──────── Статья
* * *
Мне уже приходилось писать, что чтение "Мелики" предполагает особое устройство внутреннего слуха, неразрывно связанного с глазом, сродни тому, которым обладают профессиональные завсегдатаи филармонических залов, сверяющие исполнение музыкального произведения по раскрытой партитуре. В противном случае теряется своего рода стереофонический эффект.
Действительно, стихи Сергея Завьялова (разбирающегося в современной музыке и тонкостях симфонизма, как редко кто из поэтов) лучше читать с листа: вне опоры на визуальное восприятие они утрачивают едва ли не главное – профиль графических пустот. Я не раз убеждался в этом на публичных выступлениях, когда замечал, что в голосовом исполнении, сколь угодно аутентичном, выверенном, без жеманства и завываний, тем не менее улетучивается нечто существенное, какое-то дополнительное измерение; высказывание делается как будто более гармоничным и вместе с тем – интонационно предсказуемым, плоским. И дело тут не в манере чтения, "смазывающей" или неверно интерпретирующей текст; нет, Завьялов читает правильно, то есть единственно возможным, учитывая особенности фактуры самого текста, способом. Просто эта фактура – эта партитура – такова, что в ней налицо контрапункт, зазор, асимметрия материала и формы, артикулировать которую голос сам по себе, в одиночку, не в состоянии.
────────────────
──────── Выдержка из данных
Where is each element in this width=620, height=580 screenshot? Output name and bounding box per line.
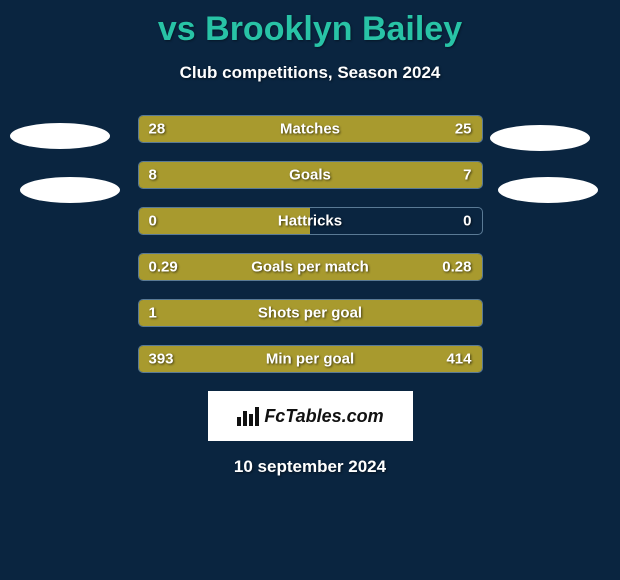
────────────────
### Что требуется:
Проверьте, согласуются ли со статьей утверждения (a) «Стихи Завьялова лучше читать с листа», (b) «Завьялов читает свои стихи неверно, смазывая текст» и (c) «Без опоры на зрение стихи теряют профиль графических пустот». Для каждого ответьте «да» или «нет» и приведите точную цитату из статьи, которая это решает. Для работы со статьей данные не понадобятся.

### Ожидаемый ответ:
(a) Да: «лучше читать с листа».
(b) Нет: «Завьялов читает правильно».
(c) Да: «вне опоры на визуальное восприятие они утрачивают едва ли не главное – профиль графических пустот».